PROBLEM TO SOLVE: Copy every line that holds "tirado".

MATERIAL SUPPLIED:
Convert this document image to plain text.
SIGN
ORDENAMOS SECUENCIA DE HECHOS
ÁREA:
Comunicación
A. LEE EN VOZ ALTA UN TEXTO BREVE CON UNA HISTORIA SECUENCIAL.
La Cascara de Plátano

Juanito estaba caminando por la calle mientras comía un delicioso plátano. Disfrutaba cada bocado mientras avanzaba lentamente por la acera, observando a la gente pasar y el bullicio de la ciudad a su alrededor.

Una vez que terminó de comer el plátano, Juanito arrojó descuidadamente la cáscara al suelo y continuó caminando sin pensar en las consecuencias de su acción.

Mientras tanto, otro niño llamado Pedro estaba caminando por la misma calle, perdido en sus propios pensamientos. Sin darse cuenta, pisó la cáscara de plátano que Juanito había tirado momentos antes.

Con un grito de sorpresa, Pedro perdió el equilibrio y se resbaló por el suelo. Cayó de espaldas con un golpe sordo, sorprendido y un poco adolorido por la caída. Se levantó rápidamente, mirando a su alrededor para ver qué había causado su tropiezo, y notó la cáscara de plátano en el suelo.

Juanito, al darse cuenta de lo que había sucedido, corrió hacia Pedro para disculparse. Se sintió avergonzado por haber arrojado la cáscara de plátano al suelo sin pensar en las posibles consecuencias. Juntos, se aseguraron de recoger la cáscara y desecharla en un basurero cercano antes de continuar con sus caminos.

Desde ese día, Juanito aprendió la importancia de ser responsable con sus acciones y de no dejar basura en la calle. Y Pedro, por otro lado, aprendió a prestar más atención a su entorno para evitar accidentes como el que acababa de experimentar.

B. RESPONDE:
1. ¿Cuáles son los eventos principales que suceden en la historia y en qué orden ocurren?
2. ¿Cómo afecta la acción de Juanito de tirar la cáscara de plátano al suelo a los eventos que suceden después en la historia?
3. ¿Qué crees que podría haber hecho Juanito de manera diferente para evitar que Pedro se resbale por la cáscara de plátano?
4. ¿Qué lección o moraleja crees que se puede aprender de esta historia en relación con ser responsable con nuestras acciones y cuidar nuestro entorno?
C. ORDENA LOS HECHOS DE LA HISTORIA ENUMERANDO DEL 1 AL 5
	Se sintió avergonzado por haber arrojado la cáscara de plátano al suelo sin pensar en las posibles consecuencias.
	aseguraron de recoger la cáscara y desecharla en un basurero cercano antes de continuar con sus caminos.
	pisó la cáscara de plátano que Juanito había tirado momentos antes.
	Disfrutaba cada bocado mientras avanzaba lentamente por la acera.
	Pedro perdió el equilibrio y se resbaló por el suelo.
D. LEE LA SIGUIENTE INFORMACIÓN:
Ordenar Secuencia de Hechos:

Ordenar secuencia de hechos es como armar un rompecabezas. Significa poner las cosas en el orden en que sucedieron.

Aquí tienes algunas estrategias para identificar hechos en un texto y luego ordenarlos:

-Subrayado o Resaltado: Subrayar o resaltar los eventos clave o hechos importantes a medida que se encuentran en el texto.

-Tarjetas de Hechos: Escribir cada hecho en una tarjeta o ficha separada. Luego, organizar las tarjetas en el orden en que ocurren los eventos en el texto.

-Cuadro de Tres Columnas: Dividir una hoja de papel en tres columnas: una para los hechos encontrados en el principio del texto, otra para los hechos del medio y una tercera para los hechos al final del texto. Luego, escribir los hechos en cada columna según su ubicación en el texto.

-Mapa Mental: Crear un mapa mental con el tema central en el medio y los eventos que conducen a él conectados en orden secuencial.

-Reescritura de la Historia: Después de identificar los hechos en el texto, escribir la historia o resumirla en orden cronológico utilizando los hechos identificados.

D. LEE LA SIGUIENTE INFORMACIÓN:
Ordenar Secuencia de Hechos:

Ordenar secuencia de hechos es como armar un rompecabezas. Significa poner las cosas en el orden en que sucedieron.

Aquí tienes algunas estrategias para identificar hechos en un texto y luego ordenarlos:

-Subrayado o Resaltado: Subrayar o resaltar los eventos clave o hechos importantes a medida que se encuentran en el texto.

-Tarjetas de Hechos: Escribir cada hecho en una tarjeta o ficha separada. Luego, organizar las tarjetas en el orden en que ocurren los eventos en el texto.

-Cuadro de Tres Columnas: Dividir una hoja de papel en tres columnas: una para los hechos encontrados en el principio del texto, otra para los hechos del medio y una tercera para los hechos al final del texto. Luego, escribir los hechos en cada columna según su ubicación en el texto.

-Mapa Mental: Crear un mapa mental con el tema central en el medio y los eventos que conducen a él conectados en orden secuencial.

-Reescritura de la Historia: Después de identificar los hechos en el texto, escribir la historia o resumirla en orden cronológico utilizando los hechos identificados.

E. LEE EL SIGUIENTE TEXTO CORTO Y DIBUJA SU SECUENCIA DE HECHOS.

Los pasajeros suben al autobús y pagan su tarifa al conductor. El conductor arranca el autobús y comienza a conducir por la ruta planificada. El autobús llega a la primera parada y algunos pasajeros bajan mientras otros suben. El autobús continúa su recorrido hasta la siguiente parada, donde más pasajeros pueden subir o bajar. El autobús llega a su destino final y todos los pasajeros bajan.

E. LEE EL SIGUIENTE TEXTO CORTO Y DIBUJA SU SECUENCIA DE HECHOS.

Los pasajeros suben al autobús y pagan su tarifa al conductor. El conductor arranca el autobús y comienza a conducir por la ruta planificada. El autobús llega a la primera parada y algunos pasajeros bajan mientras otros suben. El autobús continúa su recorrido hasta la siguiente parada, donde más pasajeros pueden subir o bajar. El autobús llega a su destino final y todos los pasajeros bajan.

WRITTEN RESPONSE:
Mientras tanto, otro niño llamado Pedro estaba caminando por la misma calle, perdido en sus propios pensamientos. Sin darse cuenta, pisó la cáscara de plátano que Juanito había tirado momentos antes.
	pisó la cáscara de plátano que Juanito había tirado momentos antes.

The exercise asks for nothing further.